— start of Stored rows —

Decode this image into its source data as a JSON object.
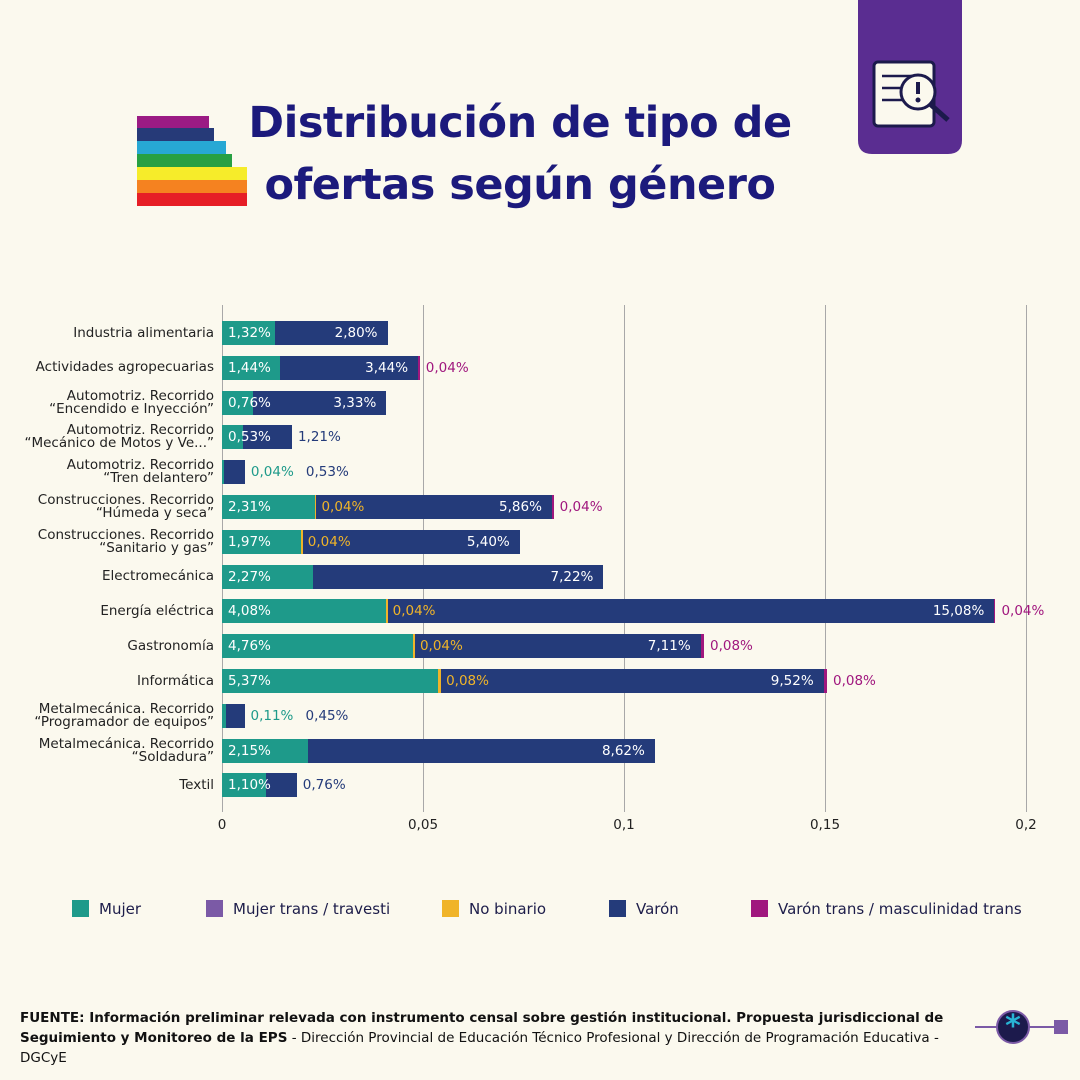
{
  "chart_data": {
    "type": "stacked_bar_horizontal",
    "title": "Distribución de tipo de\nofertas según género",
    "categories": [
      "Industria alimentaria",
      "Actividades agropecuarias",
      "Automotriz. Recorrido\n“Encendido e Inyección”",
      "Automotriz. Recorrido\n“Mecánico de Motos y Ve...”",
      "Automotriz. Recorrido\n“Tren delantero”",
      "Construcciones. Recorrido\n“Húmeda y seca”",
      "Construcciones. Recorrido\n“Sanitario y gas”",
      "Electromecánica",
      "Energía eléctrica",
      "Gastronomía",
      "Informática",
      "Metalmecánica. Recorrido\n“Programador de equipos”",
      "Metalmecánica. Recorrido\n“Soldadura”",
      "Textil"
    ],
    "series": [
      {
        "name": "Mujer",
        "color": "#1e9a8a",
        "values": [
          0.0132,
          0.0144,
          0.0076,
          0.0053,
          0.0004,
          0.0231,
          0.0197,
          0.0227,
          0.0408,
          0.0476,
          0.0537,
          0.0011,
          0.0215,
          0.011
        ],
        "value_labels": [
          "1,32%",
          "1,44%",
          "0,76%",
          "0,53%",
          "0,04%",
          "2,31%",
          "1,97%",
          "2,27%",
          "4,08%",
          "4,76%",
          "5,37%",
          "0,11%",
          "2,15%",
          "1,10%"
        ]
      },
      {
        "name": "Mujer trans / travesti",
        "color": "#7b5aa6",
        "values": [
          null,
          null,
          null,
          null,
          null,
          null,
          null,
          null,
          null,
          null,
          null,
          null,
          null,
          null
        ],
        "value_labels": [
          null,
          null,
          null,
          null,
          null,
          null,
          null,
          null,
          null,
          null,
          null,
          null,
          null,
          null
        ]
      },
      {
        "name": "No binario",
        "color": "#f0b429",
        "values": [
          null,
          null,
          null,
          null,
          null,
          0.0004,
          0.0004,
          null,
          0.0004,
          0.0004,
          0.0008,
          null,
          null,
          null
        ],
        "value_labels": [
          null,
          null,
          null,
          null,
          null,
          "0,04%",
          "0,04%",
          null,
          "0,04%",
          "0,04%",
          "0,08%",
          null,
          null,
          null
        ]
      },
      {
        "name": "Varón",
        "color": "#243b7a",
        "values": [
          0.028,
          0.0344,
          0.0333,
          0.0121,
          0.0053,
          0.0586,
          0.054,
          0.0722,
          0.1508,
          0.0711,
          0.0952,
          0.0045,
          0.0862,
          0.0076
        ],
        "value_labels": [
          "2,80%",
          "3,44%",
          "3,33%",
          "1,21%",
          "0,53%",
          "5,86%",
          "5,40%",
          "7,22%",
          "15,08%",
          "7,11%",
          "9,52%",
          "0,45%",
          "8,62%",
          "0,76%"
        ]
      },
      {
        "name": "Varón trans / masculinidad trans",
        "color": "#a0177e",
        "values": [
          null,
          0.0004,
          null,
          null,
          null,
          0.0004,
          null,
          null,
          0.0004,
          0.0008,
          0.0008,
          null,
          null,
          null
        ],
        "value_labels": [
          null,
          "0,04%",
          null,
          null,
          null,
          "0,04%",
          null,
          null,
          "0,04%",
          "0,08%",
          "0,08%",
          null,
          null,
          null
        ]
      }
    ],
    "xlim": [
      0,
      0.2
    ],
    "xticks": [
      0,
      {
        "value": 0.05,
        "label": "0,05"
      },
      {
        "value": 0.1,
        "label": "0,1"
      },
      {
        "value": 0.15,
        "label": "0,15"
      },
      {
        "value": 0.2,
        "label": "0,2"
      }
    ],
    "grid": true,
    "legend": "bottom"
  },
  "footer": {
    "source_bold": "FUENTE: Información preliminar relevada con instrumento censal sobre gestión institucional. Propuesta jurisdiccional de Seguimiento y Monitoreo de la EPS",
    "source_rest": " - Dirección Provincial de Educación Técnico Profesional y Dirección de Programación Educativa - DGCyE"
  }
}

— end of Stored rows —

- Your goal:
Return a copy of every line that includes the word "name".

- Finished answer:
        "name": "Mujer",
        "name": "Mujer trans / travesti",
        "name": "No binario",
        "name": "Varón",
        "name": "Varón trans / masculinidad trans",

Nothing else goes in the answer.